---------- GIVEN DATA

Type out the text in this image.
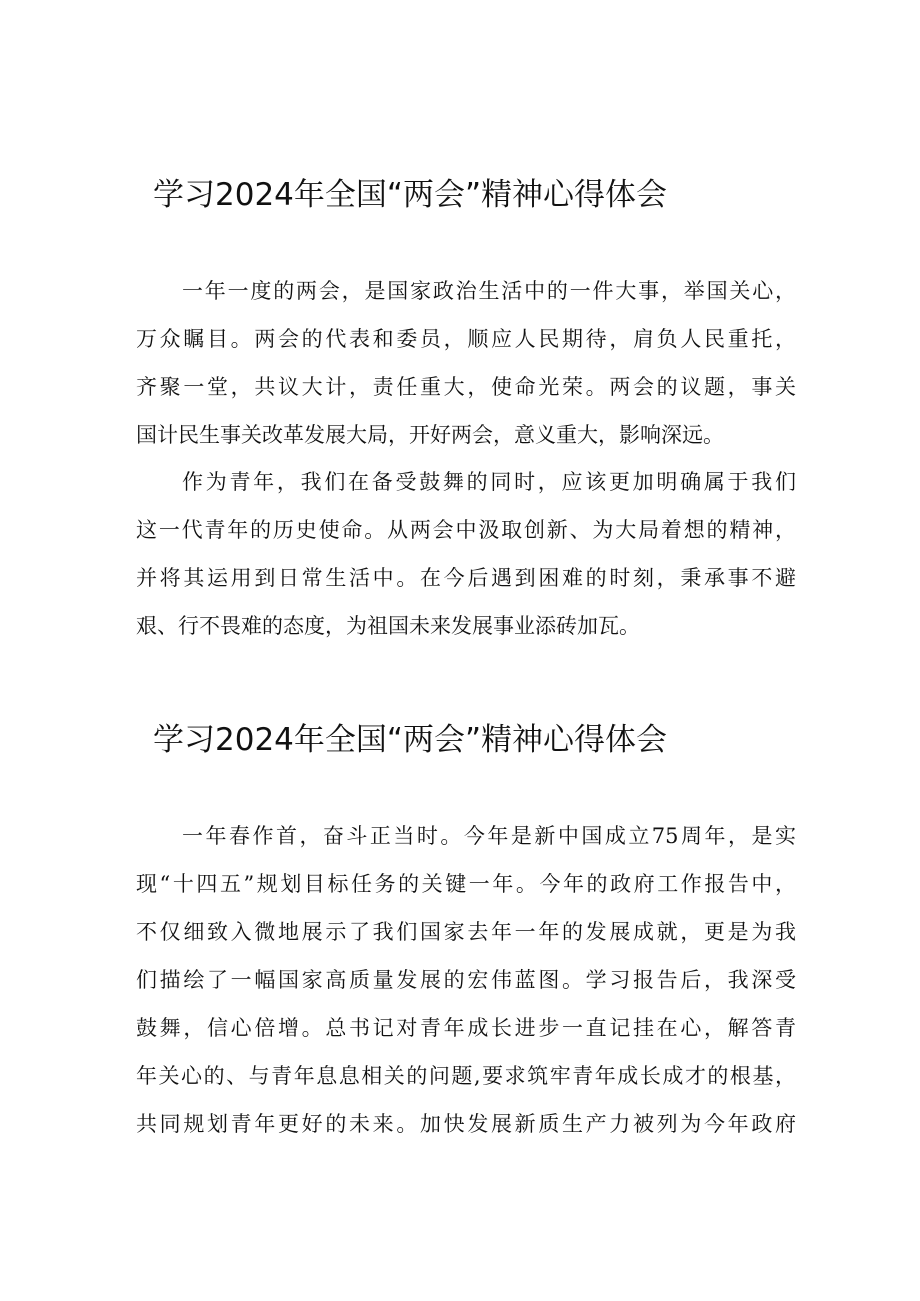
学习2024年全国“两会”精神心得体会
一年一度的两会，是国家政治生活中的一件大事，举国关心，
万众瞩目。两会的代表和委员，顺应人民期待，肩负人民重托，
齐聚一堂，共议大计，责任重大，使命光荣。两会的议题，事关
国计民生事关改革发展大局，开好两会，意义重大，影响深远。
作为青年，我们在备受鼓舞的同时，应该更加明确属于我们
这一代青年的历史使命。从两会中汲取创新、为大局着想的精神，
并将其运用到日常生活中。在今后遇到困难的时刻，秉承事不避
艰、行不畏难的态度，为祖国未来发展事业添砖加瓦。
学习2024年全国“两会”精神心得体会
一年春作首，奋斗正当时。今年是新中国成立75周年，是实
现“十四五”规划目标任务的关键一年。今年的政府工作报告中，
不仅细致入微地展示了我们国家去年一年的发展成就，更是为我
们描绘了一幅国家高质量发展的宏伟蓝图。学习报告后，我深受
鼓舞，信心倍增。总书记对青年成长进步一直记挂在心，解答青
年关心的、与青年息息相关的问题,要求筑牢青年成长成才的根基，
共同规划青年更好的未来。加快发展新质生产力被列为今年政府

--------------------

◆ TASK BRIEF: Reproduce each entry precisely. Leave the pictures out.

◆ PROBLEM SOLUTION:
Type out the text in this image.
学习2024年全国“两会”精神心得体会
一年一度的两会，是国家政治生活中的一件大事，举国关心，
万众瞩目。两会的代表和委员，顺应人民期待，肩负人民重托，
齐聚一堂，共议大计，责任重大，使命光荣。两会的议题，事关
国计民生事关改革发展大局，开好两会，意义重大，影响深远。
作为青年，我们在备受鼓舞的同时，应该更加明确属于我们
这一代青年的历史使命。从两会中汲取创新、为大局着想的精神，
并将其运用到日常生活中。在今后遇到困难的时刻，秉承事不避
艰、行不畏难的态度，为祖国未来发展事业添砖加瓦。
学习2024年全国“两会”精神心得体会
一年春作首，奋斗正当时。今年是新中国成立75周年，是实
现“十四五”规划目标任务的关键一年。今年的政府工作报告中，
不仅细致入微地展示了我们国家去年一年的发展成就，更是为我
们描绘了一幅国家高质量发展的宏伟蓝图。学习报告后，我深受
鼓舞，信心倍增。总书记对青年成长进步一直记挂在心，解答青
年关心的、与青年息息相关的问题,要求筑牢青年成长成才的根基，
共同规划青年更好的未来。加快发展新质生产力被列为今年政府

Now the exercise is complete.